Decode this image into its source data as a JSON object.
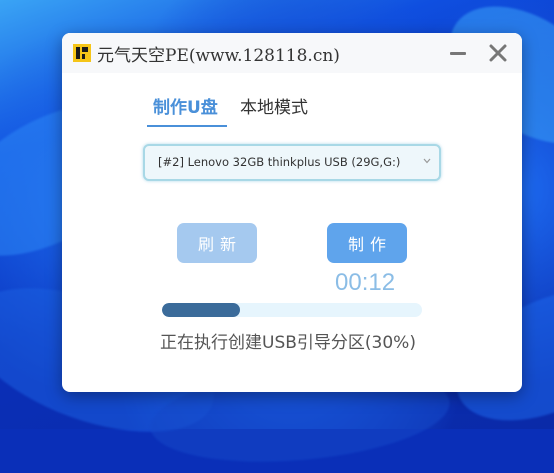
{
  "window": {
    "title": "元气天空PE(www.128118.cn)"
  },
  "tabs": [
    {
      "label": "制作U盘",
      "active": true
    },
    {
      "label": "本地模式",
      "active": false
    }
  ],
  "device_select": {
    "selected": "[#2] Lenovo 32GB thinkplus USB (29G,G:)"
  },
  "buttons": {
    "refresh_label": "刷新",
    "make_label": "制作"
  },
  "timer": "00:12",
  "progress": {
    "fraction": 0.3,
    "status_text": "正在执行创建USB引导分区(30%)"
  },
  "icons": {
    "logo": "app-logo-icon",
    "minimize": "minimize-icon",
    "close": "close-icon",
    "dropdown": "chevron-down-icon"
  },
  "colors": {
    "accent": "#4a90d9",
    "make_button": "#5fa4ec",
    "refresh_button": "#a5c9ef",
    "progress_fill": "#3b6b9a",
    "progress_track": "#e6f5fd",
    "timer": "#8bbde6"
  }
}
────────
* _Job_
Copy out all the data without changing anything, and drop the pictures.

* _Finished exercise_
Decode this image into its source data as a JSON object.
{
  "window": {
    "title": "元气天空PE(www.128118.cn)"
  },
  "tabs": [
    {
      "label": "制作U盘",
      "active": true
    },
    {
      "label": "本地模式",
      "active": false
    }
  ],
  "device_select": {
    "selected": "[#2] Lenovo 32GB thinkplus USB (29G,G:)"
  },
  "buttons": {
    "refresh_label": "刷新",
    "make_label": "制作"
  },
  "timer": "00:12",
  "progress": {
    "fraction": 0.3,
    "status_text": "正在执行创建USB引导分区(30%)"
  },
  "icons": {
    "logo": "app-logo-icon",
    "minimize": "minimize-icon",
    "close": "close-icon",
    "dropdown": "chevron-down-icon"
  },
  "colors": {
    "accent": "#4a90d9",
    "make_button": "#5fa4ec",
    "refresh_button": "#a5c9ef",
    "progress_fill": "#3b6b9a",
    "progress_track": "#e6f5fd",
    "timer": "#8bbde6"
  }
}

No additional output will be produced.